## Dataset rows

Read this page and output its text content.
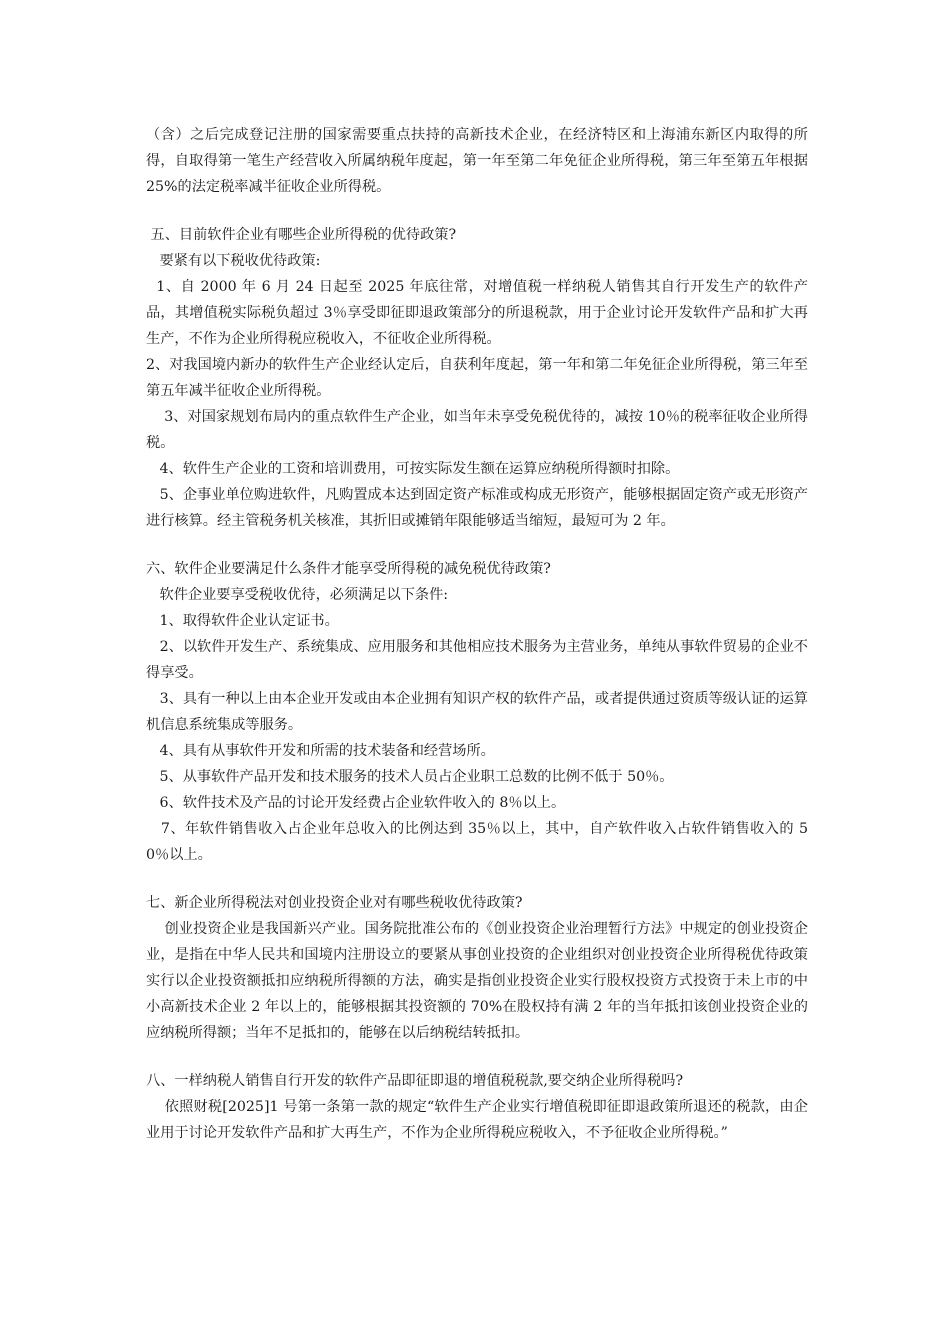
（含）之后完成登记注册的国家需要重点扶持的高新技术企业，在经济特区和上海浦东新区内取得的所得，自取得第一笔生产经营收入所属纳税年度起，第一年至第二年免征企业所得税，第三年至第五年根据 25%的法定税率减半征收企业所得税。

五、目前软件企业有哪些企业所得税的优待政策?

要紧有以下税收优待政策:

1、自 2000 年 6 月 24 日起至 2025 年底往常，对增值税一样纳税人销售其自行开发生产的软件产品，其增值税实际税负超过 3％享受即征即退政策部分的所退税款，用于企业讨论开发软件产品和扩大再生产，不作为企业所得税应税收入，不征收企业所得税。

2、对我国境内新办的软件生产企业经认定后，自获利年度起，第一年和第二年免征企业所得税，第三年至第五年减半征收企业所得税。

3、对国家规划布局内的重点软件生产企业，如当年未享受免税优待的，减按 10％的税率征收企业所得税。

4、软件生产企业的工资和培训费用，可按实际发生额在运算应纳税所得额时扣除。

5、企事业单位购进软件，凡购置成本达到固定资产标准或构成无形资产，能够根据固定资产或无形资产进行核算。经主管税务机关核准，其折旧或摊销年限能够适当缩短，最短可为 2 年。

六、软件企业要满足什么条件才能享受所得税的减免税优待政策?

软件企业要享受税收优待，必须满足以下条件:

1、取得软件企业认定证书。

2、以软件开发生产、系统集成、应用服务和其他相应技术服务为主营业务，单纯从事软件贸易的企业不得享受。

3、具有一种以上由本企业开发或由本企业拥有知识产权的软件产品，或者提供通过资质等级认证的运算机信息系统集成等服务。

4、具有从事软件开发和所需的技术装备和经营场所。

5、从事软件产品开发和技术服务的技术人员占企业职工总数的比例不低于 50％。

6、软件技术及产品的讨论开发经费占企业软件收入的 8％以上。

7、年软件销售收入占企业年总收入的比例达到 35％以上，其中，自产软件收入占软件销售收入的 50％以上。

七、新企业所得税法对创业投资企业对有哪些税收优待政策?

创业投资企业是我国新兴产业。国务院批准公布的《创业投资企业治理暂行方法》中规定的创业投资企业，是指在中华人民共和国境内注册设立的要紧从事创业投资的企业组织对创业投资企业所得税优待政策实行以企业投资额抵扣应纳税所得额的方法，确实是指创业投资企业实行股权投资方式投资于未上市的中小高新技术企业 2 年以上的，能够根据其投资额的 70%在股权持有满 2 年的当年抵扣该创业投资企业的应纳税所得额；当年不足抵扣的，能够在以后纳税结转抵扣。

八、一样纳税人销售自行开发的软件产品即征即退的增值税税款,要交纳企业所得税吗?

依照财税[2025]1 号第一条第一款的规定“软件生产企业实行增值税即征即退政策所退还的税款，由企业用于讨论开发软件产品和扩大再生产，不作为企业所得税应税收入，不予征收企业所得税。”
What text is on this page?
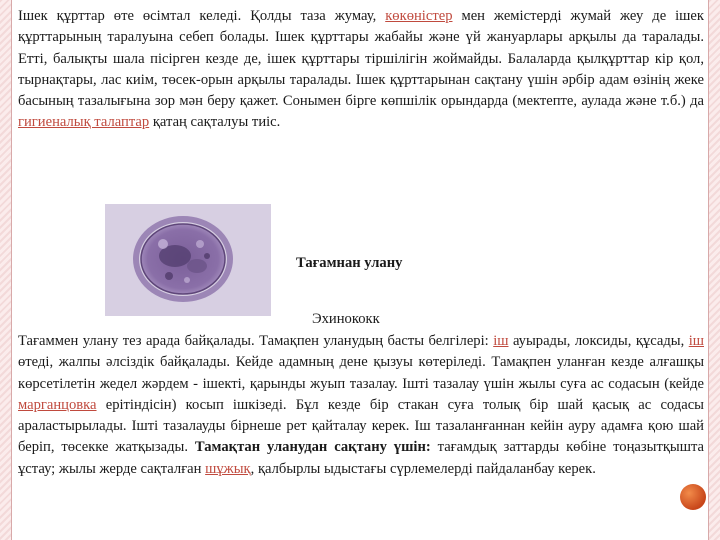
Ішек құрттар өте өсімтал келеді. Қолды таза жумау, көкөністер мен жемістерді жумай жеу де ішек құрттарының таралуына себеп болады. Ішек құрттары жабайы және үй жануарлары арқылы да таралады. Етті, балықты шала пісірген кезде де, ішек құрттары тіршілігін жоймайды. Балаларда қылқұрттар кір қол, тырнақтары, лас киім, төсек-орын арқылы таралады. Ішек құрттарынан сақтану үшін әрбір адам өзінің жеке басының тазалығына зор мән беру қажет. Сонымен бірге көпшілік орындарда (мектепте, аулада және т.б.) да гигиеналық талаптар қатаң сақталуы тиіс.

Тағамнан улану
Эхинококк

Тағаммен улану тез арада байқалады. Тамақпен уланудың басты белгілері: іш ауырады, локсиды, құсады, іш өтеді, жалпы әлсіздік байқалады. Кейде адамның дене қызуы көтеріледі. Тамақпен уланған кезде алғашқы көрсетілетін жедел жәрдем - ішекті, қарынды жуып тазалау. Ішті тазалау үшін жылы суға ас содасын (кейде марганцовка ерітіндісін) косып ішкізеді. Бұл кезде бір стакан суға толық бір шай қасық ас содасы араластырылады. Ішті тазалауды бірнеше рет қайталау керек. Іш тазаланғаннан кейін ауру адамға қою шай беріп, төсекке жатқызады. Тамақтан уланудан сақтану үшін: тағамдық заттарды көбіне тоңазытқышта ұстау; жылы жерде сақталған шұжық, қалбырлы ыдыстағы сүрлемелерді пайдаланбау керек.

## Your task
Transcribe every record above exactly as written, leaving out any pictures.

## Correct output
Read this page and output its text content.
（含）之后完成登记注册的国家需要重点扶持的高新技术企业，在经济特区和上海浦东新区内取得的所得，自取得第一笔生产经营收入所属纳税年度起，第一年至第二年免征企业所得税，第三年至第五年根据 25%的法定税率减半征收企业所得税。

五、目前软件企业有哪些企业所得税的优待政策?

要紧有以下税收优待政策:

1、自 2000 年 6 月 24 日起至 2025 年底往常，对增值税一样纳税人销售其自行开发生产的软件产品，其增值税实际税负超过 3％享受即征即退政策部分的所退税款，用于企业讨论开发软件产品和扩大再生产，不作为企业所得税应税收入，不征收企业所得税。

2、对我国境内新办的软件生产企业经认定后，自获利年度起，第一年和第二年免征企业所得税，第三年至第五年减半征收企业所得税。

3、对国家规划布局内的重点软件生产企业，如当年未享受免税优待的，减按 10％的税率征收企业所得税。

4、软件生产企业的工资和培训费用，可按实际发生额在运算应纳税所得额时扣除。

5、企事业单位购进软件，凡购置成本达到固定资产标准或构成无形资产，能够根据固定资产或无形资产进行核算。经主管税务机关核准，其折旧或摊销年限能够适当缩短，最短可为 2 年。

六、软件企业要满足什么条件才能享受所得税的减免税优待政策?

软件企业要享受税收优待，必须满足以下条件:

1、取得软件企业认定证书。

2、以软件开发生产、系统集成、应用服务和其他相应技术服务为主营业务，单纯从事软件贸易的企业不得享受。

3、具有一种以上由本企业开发或由本企业拥有知识产权的软件产品，或者提供通过资质等级认证的运算机信息系统集成等服务。

4、具有从事软件开发和所需的技术装备和经营场所。

5、从事软件产品开发和技术服务的技术人员占企业职工总数的比例不低于 50％。

6、软件技术及产品的讨论开发经费占企业软件收入的 8％以上。

7、年软件销售收入占企业年总收入的比例达到 35％以上，其中，自产软件收入占软件销售收入的 50％以上。

七、新企业所得税法对创业投资企业对有哪些税收优待政策?

创业投资企业是我国新兴产业。国务院批准公布的《创业投资企业治理暂行方法》中规定的创业投资企业，是指在中华人民共和国境内注册设立的要紧从事创业投资的企业组织对创业投资企业所得税优待政策实行以企业投资额抵扣应纳税所得额的方法，确实是指创业投资企业实行股权投资方式投资于未上市的中小高新技术企业 2 年以上的，能够根据其投资额的 70%在股权持有满 2 年的当年抵扣该创业投资企业的应纳税所得额；当年不足抵扣的，能够在以后纳税结转抵扣。

八、一样纳税人销售自行开发的软件产品即征即退的增值税税款,要交纳企业所得税吗?

依照财税[2025]1 号第一条第一款的规定“软件生产企业实行增值税即征即退政策所退还的税款，由企业用于讨论开发软件产品和扩大再生产，不作为企业所得税应税收入，不予征收企业所得税。”
What text is on this page?
Ішек құрттар өте өсімтал келеді. Қолды таза жумау, көкөністер мен жемістерді жумай жеу де ішек құрттарының таралуына себеп болады. Ішек құрттары жабайы және үй жануарлары арқылы да таралады. Етті, балықты шала пісірген кезде де, ішек құрттары тіршілігін жоймайды. Балаларда қылқұрттар кір қол, тырнақтары, лас киім, төсек-орын арқылы таралады. Ішек құрттарынан сақтану үшін әрбір адам өзінің жеке басының тазалығына зор мән беру қажет. Сонымен бірге көпшілік орындарда (мектепте, аулада және т.б.) да гигиеналық талаптар қатаң сақталуы тиіс.

Тағамнан улану
Эхинококк

Тағаммен улану тез арада байқалады. Тамақпен уланудың басты белгілері: іш ауырады, локсиды, құсады, іш өтеді, жалпы әлсіздік байқалады. Кейде адамның дене қызуы көтеріледі. Тамақпен уланған кезде алғашқы көрсетілетін жедел жәрдем - ішекті, қарынды жуып тазалау. Ішті тазалау үшін жылы суға ас содасын (кейде марганцовка ерітіндісін) косып ішкізеді. Бұл кезде бір стакан суға толық бір шай қасық ас содасы араластырылады. Ішті тазалауды бірнеше рет қайталау керек. Іш тазаланғаннан кейін ауру адамға қою шай беріп, төсекке жатқызады. Тамақтан уланудан сақтану үшін: тағамдық заттарды көбіне тоңазытқышта ұстау; жылы жерде сақталған шұжық, қалбырлы ыдыстағы сүрлемелерді пайдаланбау керек.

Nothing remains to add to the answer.